- **SET EXERCISE**
A single number is the answer here: how many lines of the entries contain "packages"?

________________

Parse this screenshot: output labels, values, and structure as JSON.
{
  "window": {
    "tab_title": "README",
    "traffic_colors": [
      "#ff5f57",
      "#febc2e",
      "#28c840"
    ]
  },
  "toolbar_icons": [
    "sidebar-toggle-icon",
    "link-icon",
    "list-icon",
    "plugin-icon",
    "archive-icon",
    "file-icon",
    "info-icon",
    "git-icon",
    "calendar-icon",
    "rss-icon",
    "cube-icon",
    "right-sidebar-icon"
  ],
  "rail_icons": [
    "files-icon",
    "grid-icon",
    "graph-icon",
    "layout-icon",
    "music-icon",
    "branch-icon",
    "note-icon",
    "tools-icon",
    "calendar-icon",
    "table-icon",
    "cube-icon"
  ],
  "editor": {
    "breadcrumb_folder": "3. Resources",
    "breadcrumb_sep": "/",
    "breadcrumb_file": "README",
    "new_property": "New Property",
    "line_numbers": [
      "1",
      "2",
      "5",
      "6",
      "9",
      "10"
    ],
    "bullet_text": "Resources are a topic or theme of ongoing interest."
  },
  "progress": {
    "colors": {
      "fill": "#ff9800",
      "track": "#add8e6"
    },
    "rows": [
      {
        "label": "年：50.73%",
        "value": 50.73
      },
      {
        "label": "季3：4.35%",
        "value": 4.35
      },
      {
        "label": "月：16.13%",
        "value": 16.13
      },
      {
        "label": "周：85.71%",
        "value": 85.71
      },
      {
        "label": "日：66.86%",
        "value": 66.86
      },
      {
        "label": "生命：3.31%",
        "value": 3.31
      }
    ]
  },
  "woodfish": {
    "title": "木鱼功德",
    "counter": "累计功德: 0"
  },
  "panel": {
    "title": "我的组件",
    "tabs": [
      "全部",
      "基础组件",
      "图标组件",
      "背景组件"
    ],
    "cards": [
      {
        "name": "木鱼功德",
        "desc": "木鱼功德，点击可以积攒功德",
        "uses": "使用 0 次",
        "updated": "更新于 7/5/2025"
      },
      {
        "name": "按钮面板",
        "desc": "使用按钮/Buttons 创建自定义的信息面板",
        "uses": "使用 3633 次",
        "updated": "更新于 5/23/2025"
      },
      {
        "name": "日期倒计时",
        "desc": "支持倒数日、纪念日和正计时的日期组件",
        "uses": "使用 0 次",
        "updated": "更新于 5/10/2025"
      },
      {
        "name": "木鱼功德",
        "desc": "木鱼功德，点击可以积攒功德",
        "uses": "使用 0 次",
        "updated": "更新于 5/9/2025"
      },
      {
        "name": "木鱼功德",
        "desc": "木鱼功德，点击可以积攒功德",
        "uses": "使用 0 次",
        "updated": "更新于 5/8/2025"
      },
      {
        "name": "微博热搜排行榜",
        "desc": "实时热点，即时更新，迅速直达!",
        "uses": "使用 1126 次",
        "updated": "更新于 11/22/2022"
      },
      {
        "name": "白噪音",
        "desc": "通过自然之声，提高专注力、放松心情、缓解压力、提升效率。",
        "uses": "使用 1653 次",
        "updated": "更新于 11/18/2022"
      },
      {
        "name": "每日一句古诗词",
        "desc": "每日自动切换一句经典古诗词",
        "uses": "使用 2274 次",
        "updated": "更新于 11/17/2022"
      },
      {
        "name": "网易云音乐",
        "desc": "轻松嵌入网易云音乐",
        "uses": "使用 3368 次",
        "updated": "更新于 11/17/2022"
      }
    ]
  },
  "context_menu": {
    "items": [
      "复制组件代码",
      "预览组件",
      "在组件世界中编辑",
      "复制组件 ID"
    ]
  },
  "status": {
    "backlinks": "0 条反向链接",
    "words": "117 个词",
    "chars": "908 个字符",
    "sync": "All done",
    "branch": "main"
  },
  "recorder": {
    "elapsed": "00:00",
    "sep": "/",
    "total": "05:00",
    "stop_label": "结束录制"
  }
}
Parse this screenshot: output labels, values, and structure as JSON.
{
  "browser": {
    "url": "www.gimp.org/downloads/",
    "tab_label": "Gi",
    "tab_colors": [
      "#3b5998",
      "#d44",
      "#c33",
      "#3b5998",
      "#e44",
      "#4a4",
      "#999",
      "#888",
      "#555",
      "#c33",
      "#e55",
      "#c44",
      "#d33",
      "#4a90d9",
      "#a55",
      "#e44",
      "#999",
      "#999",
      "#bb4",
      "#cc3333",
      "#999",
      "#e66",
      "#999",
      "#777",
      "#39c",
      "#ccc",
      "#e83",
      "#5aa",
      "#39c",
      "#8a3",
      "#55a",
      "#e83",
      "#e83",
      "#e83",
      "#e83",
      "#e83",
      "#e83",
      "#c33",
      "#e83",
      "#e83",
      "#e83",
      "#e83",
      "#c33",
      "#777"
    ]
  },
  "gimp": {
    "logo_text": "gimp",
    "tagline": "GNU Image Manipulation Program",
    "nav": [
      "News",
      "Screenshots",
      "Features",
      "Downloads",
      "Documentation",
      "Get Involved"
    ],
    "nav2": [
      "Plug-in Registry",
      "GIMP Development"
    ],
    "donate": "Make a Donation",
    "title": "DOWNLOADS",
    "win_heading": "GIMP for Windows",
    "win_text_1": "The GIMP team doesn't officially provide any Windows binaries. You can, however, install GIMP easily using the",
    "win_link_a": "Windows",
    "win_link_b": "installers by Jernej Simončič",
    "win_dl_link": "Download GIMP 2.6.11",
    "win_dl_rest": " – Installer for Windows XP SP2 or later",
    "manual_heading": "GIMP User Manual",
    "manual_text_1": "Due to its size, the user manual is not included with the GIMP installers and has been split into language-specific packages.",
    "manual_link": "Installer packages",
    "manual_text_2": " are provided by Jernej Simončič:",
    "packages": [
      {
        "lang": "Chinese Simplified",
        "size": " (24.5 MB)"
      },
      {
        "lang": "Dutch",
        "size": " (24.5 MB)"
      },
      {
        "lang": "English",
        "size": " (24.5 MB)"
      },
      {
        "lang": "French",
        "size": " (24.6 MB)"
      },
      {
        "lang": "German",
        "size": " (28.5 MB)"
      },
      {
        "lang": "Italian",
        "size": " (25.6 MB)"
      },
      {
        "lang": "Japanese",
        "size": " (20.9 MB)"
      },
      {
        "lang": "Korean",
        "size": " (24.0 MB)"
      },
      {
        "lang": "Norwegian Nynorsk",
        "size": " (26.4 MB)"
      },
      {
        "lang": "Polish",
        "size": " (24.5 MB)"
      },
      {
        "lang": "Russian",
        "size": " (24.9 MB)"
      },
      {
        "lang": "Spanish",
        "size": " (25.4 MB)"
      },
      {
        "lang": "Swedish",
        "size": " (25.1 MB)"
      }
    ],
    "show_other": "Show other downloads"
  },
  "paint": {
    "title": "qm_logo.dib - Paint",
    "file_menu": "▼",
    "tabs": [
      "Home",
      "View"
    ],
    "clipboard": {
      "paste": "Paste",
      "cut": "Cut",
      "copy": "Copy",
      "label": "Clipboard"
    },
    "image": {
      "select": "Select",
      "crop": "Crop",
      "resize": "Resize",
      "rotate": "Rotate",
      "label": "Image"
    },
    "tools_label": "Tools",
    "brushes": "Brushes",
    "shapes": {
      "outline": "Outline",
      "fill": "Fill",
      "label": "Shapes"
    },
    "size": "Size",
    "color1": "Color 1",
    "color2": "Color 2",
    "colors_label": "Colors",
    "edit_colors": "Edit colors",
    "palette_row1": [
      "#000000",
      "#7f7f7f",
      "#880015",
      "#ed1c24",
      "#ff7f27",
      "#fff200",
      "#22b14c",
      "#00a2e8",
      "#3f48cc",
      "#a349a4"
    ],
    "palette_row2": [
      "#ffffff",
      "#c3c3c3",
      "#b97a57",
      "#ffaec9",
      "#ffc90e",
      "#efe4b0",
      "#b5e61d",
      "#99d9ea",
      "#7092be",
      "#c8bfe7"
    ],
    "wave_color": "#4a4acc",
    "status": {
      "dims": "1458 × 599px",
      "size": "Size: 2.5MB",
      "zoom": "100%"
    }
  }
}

________________

- **COMPLETE RESPONSE**
3